═══ SELECTED EXTRACT ═══

CONFIDENTIAL SEPARATION AGREEMENT
AND GENERAL RELEASE
John Place ("Employee") and CoStar Realty Information, Inc. (including its predecessors, "CoStar" or "Employer") agree to terminate their employment relationship on the following basis:
1. Last Day of Employment. Employee and CoStar agree that Employee shall separate his employment with CoStar effective May 10, 2001 (the "Separation Date"). The parties agree that for certain purposes of this Agreement, the date of July 9, 2001 (the "Termination Date") shall be treated as Employee's last day of employment with CoStar. Within 30 days after the Separation Date, Employee will return all of CoStar's property, including without limitation keys, phones, computers, credit cards, records, and files (electronic or other) and will cooperate fully with CoStar's managers and employees in a professional manner to assure a smooth transition. Employee acknowledges that he shall have thirty (30) days from the Separation Date to execute and deliver this Agreement to CoStar.
2. Consideration. (a) In consideration for Employee's agreement and commitments set forth in this Confidential Separation Agreement and General Release (the "Agreement"), CoStar agrees that for the period from the Separation Date until December 31, 2001, CoStar will pay Employee's current base salary of $10,769.23 bi-weekly in accordance with the normal payroll practices of CoStar then in effect, and subject to all federal, state and local taxes and withholdings and any other required withholdings.
(b) CoStar further agrees that, in consideration for Employee's agreement and commitments herein, pursuant to Section 7(a) of the Employment Agreement, dated May 1, 2000, between CoStar and the Employee (the "Employment Agreement"), all of Employee's unvested options due to vest within the twelve (12) month period following the Separation Date shall vest on the Separation Date. CoStar and Employee acknowledge that Employee shall have ninety (90) days from the Termination Date to exercise any options granted to Employee under CoStar Group, Inc.'s 1998 Stock Incentive Plan.
(c) In consideration for Employee's agreement and commitments herein, CoStar agrees to continue providing Employee with access to CoStar's employee health and benefit plans then in effect to the Termination Date, and subject to any and all required withholdings and employee contributions.
(d) CoStar further agrees that, in consideration for Employee's agreement and commitments herein, CoStar will (i) pay Employee an annual bonus for the year ended December 31, 2000 in the amount of $46,667, subject to federal, state and local taxes and withholdings and any other required withholdings, within thirty (30) days from the date CoStar receives this Agreement signed by Employee; (ii) pay Employee an annual bonus for the period from January 1, 2001 to the Separation Date in the amount of $23,333, subject to federal, state and local taxes and withholdings and any other required withholdings, within thirty (30) days from the date CoStar receives this Agreement signed by Employee; and (iii) reimburse Employee for his reasonable and necessary business related expenses for which Employee incurred prior to the Separation Date and which Employee submits to CoStar a properly completed expense report within thirty (30) days from the Separation Date. Employee agrees that CoStar may set off an amount equal to $717.50 from the bonus amounts set forth above, as reimbursement to CoStar for personal charges made by Employee on a CoStar-issued credit card. The parties agree that
Employee shall not receive (A) any bonus of any kind from CoStar for any periods after the Separation Date, or (B) any reimbursement from CoStar of any relocation expenses.

═══ DATA ═══

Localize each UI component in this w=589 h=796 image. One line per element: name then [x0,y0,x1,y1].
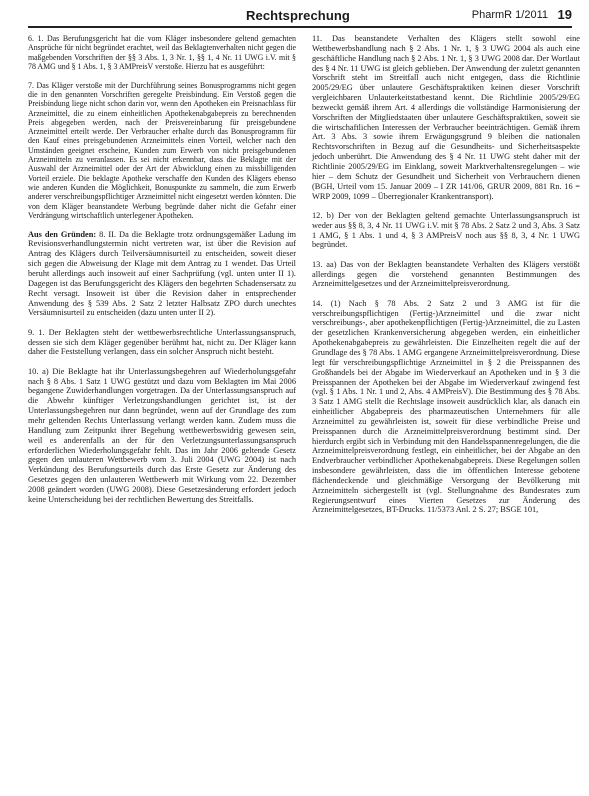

═══

▶ EXERCISE REQUIREMENTS
• A. List every dollar amount that appears in the separation agreement.
• B. Write out the separation agreement word for word, beginning at the words "(c) In consideration" and stopping after "and employee contributions.".

▶ ANSWERS FOR THE EXERCISE
• A.
$10,769.23
$46,667
$23,333
$717.50

• B.
(c) In consideration for Employee's agreement and commitments herein, CoStar agrees to continue providing Employee with access to CoStar's employee health and benefit plans then in effect to the Termination Date, and subject to any and all required withholdings and employee contributions.